[What is asked] Please transcribe the data below exactly. Leave the pictures out.

-- Start Records shown --

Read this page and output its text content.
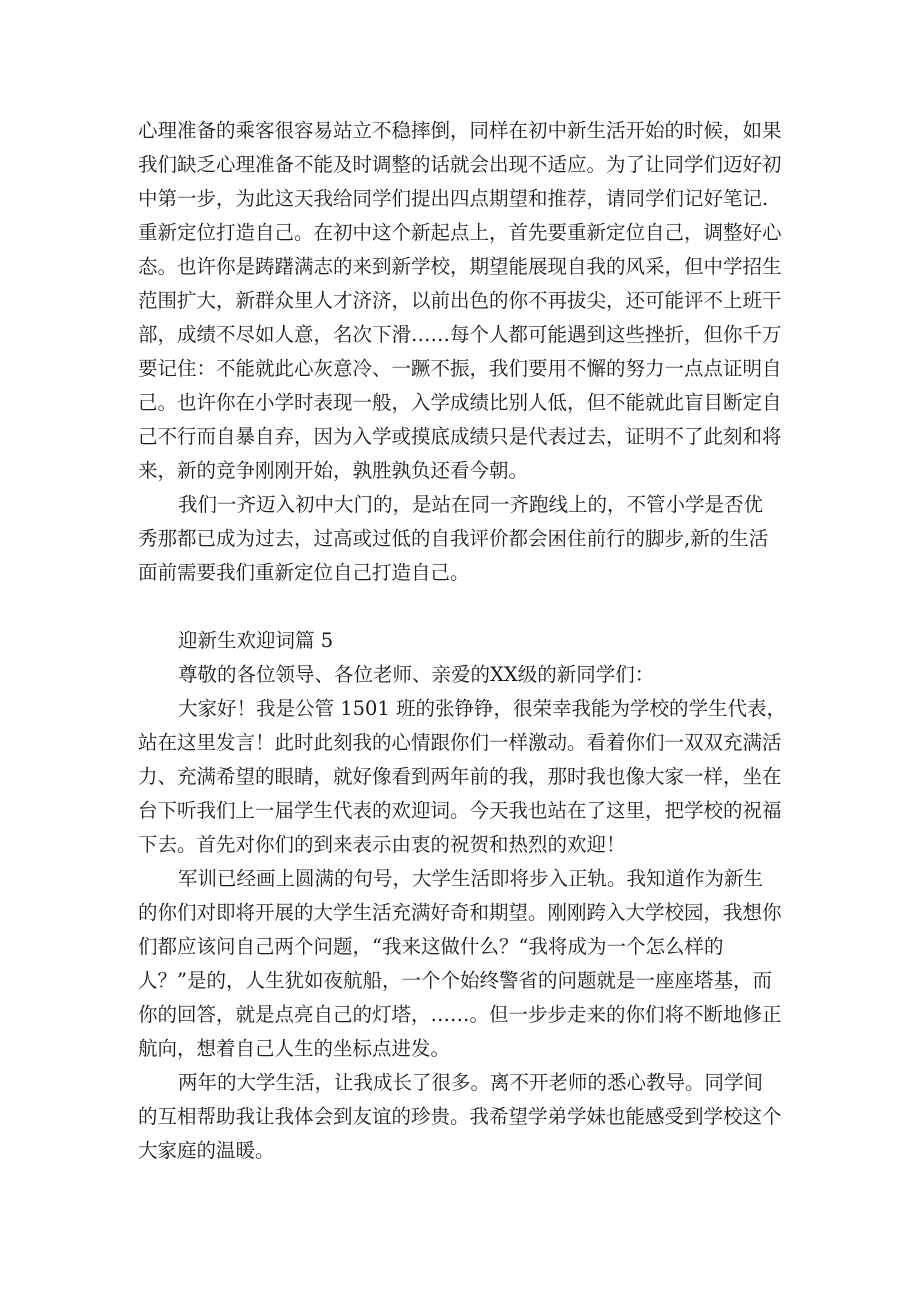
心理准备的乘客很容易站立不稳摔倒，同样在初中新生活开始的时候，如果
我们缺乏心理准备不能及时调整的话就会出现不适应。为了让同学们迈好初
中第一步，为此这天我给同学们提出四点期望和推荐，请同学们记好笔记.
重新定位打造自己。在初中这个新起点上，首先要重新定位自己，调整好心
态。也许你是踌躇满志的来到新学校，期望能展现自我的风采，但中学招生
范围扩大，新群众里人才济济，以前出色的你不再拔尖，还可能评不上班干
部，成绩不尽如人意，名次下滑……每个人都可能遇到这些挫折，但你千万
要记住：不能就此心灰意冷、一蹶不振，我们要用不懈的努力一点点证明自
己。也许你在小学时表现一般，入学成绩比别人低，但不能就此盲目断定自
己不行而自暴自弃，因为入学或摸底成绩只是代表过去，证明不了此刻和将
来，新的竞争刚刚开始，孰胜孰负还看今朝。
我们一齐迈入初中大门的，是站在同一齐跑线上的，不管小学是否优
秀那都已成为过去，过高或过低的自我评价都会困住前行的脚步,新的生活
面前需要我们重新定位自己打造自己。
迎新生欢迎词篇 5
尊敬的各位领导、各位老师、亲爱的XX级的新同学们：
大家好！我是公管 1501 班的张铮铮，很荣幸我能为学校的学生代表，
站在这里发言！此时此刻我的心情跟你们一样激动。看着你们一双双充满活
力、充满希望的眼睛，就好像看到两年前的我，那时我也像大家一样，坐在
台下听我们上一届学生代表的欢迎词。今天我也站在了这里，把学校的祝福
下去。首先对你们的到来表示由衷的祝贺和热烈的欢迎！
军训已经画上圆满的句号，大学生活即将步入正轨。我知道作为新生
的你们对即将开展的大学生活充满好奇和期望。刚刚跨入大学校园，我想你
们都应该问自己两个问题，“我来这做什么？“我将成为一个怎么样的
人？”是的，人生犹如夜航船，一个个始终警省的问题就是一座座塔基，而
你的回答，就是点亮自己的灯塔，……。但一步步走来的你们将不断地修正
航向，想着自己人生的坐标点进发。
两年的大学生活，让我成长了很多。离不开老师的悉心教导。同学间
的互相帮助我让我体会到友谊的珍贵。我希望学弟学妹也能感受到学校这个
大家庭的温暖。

-- End Records shown --

[Task response]
Read this page and output its text content.
心理准备的乘客很容易站立不稳摔倒，同样在初中新生活开始的时候，如果
我们缺乏心理准备不能及时调整的话就会出现不适应。为了让同学们迈好初
中第一步，为此这天我给同学们提出四点期望和推荐，请同学们记好笔记.
重新定位打造自己。在初中这个新起点上，首先要重新定位自己，调整好心
态。也许你是踌躇满志的来到新学校，期望能展现自我的风采，但中学招生
范围扩大，新群众里人才济济，以前出色的你不再拔尖，还可能评不上班干
部，成绩不尽如人意，名次下滑……每个人都可能遇到这些挫折，但你千万
要记住：不能就此心灰意冷、一蹶不振，我们要用不懈的努力一点点证明自
己。也许你在小学时表现一般，入学成绩比别人低，但不能就此盲目断定自
己不行而自暴自弃，因为入学或摸底成绩只是代表过去，证明不了此刻和将
来，新的竞争刚刚开始，孰胜孰负还看今朝。
我们一齐迈入初中大门的，是站在同一齐跑线上的，不管小学是否优
秀那都已成为过去，过高或过低的自我评价都会困住前行的脚步,新的生活
面前需要我们重新定位自己打造自己。
迎新生欢迎词篇 5
尊敬的各位领导、各位老师、亲爱的XX级的新同学们：
大家好！我是公管 1501 班的张铮铮，很荣幸我能为学校的学生代表，
站在这里发言！此时此刻我的心情跟你们一样激动。看着你们一双双充满活
力、充满希望的眼睛，就好像看到两年前的我，那时我也像大家一样，坐在
台下听我们上一届学生代表的欢迎词。今天我也站在了这里，把学校的祝福
下去。首先对你们的到来表示由衷的祝贺和热烈的欢迎！
军训已经画上圆满的句号，大学生活即将步入正轨。我知道作为新生
的你们对即将开展的大学生活充满好奇和期望。刚刚跨入大学校园，我想你
们都应该问自己两个问题，“我来这做什么？“我将成为一个怎么样的
人？”是的，人生犹如夜航船，一个个始终警省的问题就是一座座塔基，而
你的回答，就是点亮自己的灯塔，……。但一步步走来的你们将不断地修正
航向，想着自己人生的坐标点进发。
两年的大学生活，让我成长了很多。离不开老师的悉心教导。同学间
的互相帮助我让我体会到友谊的珍贵。我希望学弟学妹也能感受到学校这个
大家庭的温暖。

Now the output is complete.